#### WRITTEN TASK
Reproduce all of the data that follows, character for character.

[Data records]
────────────────
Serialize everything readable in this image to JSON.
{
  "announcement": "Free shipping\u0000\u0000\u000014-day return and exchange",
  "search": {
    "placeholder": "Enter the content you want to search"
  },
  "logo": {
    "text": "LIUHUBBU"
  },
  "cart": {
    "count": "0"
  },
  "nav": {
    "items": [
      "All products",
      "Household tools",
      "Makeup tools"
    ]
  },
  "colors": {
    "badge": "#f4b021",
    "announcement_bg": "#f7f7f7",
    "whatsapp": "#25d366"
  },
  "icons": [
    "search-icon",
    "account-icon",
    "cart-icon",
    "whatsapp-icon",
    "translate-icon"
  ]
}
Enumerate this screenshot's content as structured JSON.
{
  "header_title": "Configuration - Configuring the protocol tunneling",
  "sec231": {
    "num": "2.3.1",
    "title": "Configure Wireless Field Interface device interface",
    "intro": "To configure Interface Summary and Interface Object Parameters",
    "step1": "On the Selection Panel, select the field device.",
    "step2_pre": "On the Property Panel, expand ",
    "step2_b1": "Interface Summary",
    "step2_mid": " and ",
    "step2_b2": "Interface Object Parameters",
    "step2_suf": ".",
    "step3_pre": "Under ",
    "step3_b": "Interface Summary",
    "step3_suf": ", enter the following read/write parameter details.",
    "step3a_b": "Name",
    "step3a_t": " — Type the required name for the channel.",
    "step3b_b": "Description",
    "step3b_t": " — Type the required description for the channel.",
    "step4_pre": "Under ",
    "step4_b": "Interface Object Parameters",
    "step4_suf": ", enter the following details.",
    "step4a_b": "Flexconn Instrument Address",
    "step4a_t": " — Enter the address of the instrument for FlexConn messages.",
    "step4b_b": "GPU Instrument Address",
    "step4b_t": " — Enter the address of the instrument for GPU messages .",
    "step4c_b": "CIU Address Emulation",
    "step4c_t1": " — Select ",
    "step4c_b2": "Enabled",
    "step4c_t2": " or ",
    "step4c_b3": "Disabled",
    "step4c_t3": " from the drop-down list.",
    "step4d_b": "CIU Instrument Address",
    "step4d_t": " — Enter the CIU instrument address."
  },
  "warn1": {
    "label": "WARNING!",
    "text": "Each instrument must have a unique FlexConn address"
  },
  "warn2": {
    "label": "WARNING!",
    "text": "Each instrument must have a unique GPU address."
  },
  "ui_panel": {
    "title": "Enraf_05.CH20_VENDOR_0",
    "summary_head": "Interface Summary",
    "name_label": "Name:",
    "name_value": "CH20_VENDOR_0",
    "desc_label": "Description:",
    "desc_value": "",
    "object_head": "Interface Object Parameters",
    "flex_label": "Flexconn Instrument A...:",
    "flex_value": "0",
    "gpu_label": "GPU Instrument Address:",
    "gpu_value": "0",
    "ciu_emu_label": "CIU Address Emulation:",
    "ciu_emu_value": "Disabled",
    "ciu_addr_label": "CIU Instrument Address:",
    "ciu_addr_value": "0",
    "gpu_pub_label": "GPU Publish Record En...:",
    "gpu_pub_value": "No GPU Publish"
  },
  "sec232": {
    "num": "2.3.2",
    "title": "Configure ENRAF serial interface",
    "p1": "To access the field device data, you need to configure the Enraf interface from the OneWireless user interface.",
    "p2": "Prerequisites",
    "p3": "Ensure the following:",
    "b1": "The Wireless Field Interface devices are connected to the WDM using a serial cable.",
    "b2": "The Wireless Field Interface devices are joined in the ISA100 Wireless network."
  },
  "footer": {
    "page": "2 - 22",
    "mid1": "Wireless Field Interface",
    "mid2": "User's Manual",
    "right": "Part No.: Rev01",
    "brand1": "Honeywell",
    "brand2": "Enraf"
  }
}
────────────────
#### EXERCISE RESULT
Serialize everything readable in this image to JSON.
{
  "announcement": "Free shipping\u0000\u0000\u000014-day return and exchange",
  "search": {
    "placeholder": "Enter the content you want to search"
  },
  "logo": {
    "text": "LIUHUBBU"
  },
  "cart": {
    "count": "0"
  },
  "nav": {
    "items": [
      "All products",
      "Household tools",
      "Makeup tools"
    ]
  },
  "colors": {
    "badge": "#f4b021",
    "announcement_bg": "#f7f7f7",
    "whatsapp": "#25d366"
  },
  "icons": [
    "search-icon",
    "account-icon",
    "cart-icon",
    "whatsapp-icon",
    "translate-icon"
  ]
}
Enumerate this screenshot's content as structured JSON.
{
  "header_title": "Configuration - Configuring the protocol tunneling",
  "sec231": {
    "num": "2.3.1",
    "title": "Configure Wireless Field Interface device interface",
    "intro": "To configure Interface Summary and Interface Object Parameters",
    "step1": "On the Selection Panel, select the field device.",
    "step2_pre": "On the Property Panel, expand ",
    "step2_b1": "Interface Summary",
    "step2_mid": " and ",
    "step2_b2": "Interface Object Parameters",
    "step2_suf": ".",
    "step3_pre": "Under ",
    "step3_b": "Interface Summary",
    "step3_suf": ", enter the following read/write parameter details.",
    "step3a_b": "Name",
    "step3a_t": " — Type the required name for the channel.",
    "step3b_b": "Description",
    "step3b_t": " — Type the required description for the channel.",
    "step4_pre": "Under ",
    "step4_b": "Interface Object Parameters",
    "step4_suf": ", enter the following details.",
    "step4a_b": "Flexconn Instrument Address",
    "step4a_t": " — Enter the address of the instrument for FlexConn messages.",
    "step4b_b": "GPU Instrument Address",
    "step4b_t": " — Enter the address of the instrument for GPU messages .",
    "step4c_b": "CIU Address Emulation",
    "step4c_t1": " — Select ",
    "step4c_b2": "Enabled",
    "step4c_t2": " or ",
    "step4c_b3": "Disabled",
    "step4c_t3": " from the drop-down list.",
    "step4d_b": "CIU Instrument Address",
    "step4d_t": " — Enter the CIU instrument address."
  },
  "warn1": {
    "label": "WARNING!",
    "text": "Each instrument must have a unique FlexConn address"
  },
  "warn2": {
    "label": "WARNING!",
    "text": "Each instrument must have a unique GPU address."
  },
  "ui_panel": {
    "title": "Enraf_05.CH20_VENDOR_0",
    "summary_head": "Interface Summary",
    "name_label": "Name:",
    "name_value": "CH20_VENDOR_0",
    "desc_label": "Description:",
    "desc_value": "",
    "object_head": "Interface Object Parameters",
    "flex_label": "Flexconn Instrument A...:",
    "flex_value": "0",
    "gpu_label": "GPU Instrument Address:",
    "gpu_value": "0",
    "ciu_emu_label": "CIU Address Emulation:",
    "ciu_emu_value": "Disabled",
    "ciu_addr_label": "CIU Instrument Address:",
    "ciu_addr_value": "0",
    "gpu_pub_label": "GPU Publish Record En...:",
    "gpu_pub_value": "No GPU Publish"
  },
  "sec232": {
    "num": "2.3.2",
    "title": "Configure ENRAF serial interface",
    "p1": "To access the field device data, you need to configure the Enraf interface from the OneWireless user interface.",
    "p2": "Prerequisites",
    "p3": "Ensure the following:",
    "b1": "The Wireless Field Interface devices are connected to the WDM using a serial cable.",
    "b2": "The Wireless Field Interface devices are joined in the ISA100 Wireless network."
  },
  "footer": {
    "page": "2 - 22",
    "mid1": "Wireless Field Interface",
    "mid2": "User's Manual",
    "right": "Part No.: Rev01",
    "brand1": "Honeywell",
    "brand2": "Enraf"
  }
}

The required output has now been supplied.